Items from a figure collection
##############################

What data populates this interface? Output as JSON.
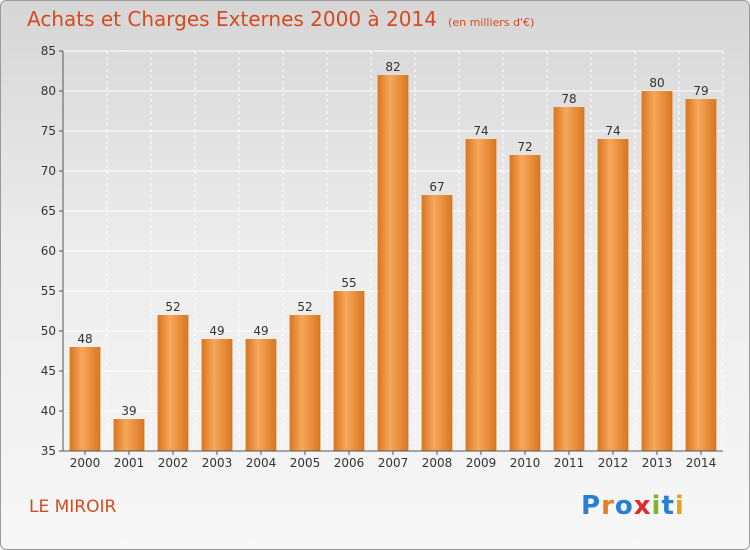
{
  "title": "Achats et Charges Externes 2000 à 2014",
  "unit_note": "(en milliers d'€)",
  "commune": "LE MIROIR",
  "logo": {
    "text": "Proxiti",
    "letter_colors": [
      "#2a7fd0",
      "#e67e22",
      "#2a7fd0",
      "#e02b2b",
      "#7cb82f",
      "#2a7fd0",
      "#e6a320"
    ]
  },
  "colors": {
    "title": "#d64a1e",
    "bar_light": "#f6a85a",
    "bar_dark": "#d97520",
    "grid": "#ffffff",
    "axis_text": "#333333"
  },
  "chart_data": {
    "type": "bar",
    "categories": [
      "2000",
      "2001",
      "2002",
      "2003",
      "2004",
      "2005",
      "2006",
      "2007",
      "2008",
      "2009",
      "2010",
      "2011",
      "2012",
      "2013",
      "2014"
    ],
    "values": [
      48,
      39,
      52,
      49,
      49,
      52,
      55,
      82,
      67,
      74,
      72,
      78,
      74,
      80,
      79
    ],
    "ylim": [
      35,
      85
    ],
    "yticks": [
      35,
      40,
      45,
      50,
      55,
      60,
      65,
      70,
      75,
      80,
      85
    ],
    "grid": true,
    "data_labels": true
  }
}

##############################

■ Exercise details
Except for the pictures, print the data above exactly.

■ Final answer
What data populates this interface? Output as JSON.
{
  "title": "Achats et Charges Externes 2000 à 2014",
  "unit_note": "(en milliers d'€)",
  "commune": "LE MIROIR",
  "logo": {
    "text": "Proxiti",
    "letter_colors": [
      "#2a7fd0",
      "#e67e22",
      "#2a7fd0",
      "#e02b2b",
      "#7cb82f",
      "#2a7fd0",
      "#e6a320"
    ]
  },
  "colors": {
    "title": "#d64a1e",
    "bar_light": "#f6a85a",
    "bar_dark": "#d97520",
    "grid": "#ffffff",
    "axis_text": "#333333"
  },
  "chart_data": {
    "type": "bar",
    "categories": [
      "2000",
      "2001",
      "2002",
      "2003",
      "2004",
      "2005",
      "2006",
      "2007",
      "2008",
      "2009",
      "2010",
      "2011",
      "2012",
      "2013",
      "2014"
    ],
    "values": [
      48,
      39,
      52,
      49,
      49,
      52,
      55,
      82,
      67,
      74,
      72,
      78,
      74,
      80,
      79
    ],
    "ylim": [
      35,
      85
    ],
    "yticks": [
      35,
      40,
      45,
      50,
      55,
      60,
      65,
      70,
      75,
      80,
      85
    ],
    "grid": true,
    "data_labels": true
  }
}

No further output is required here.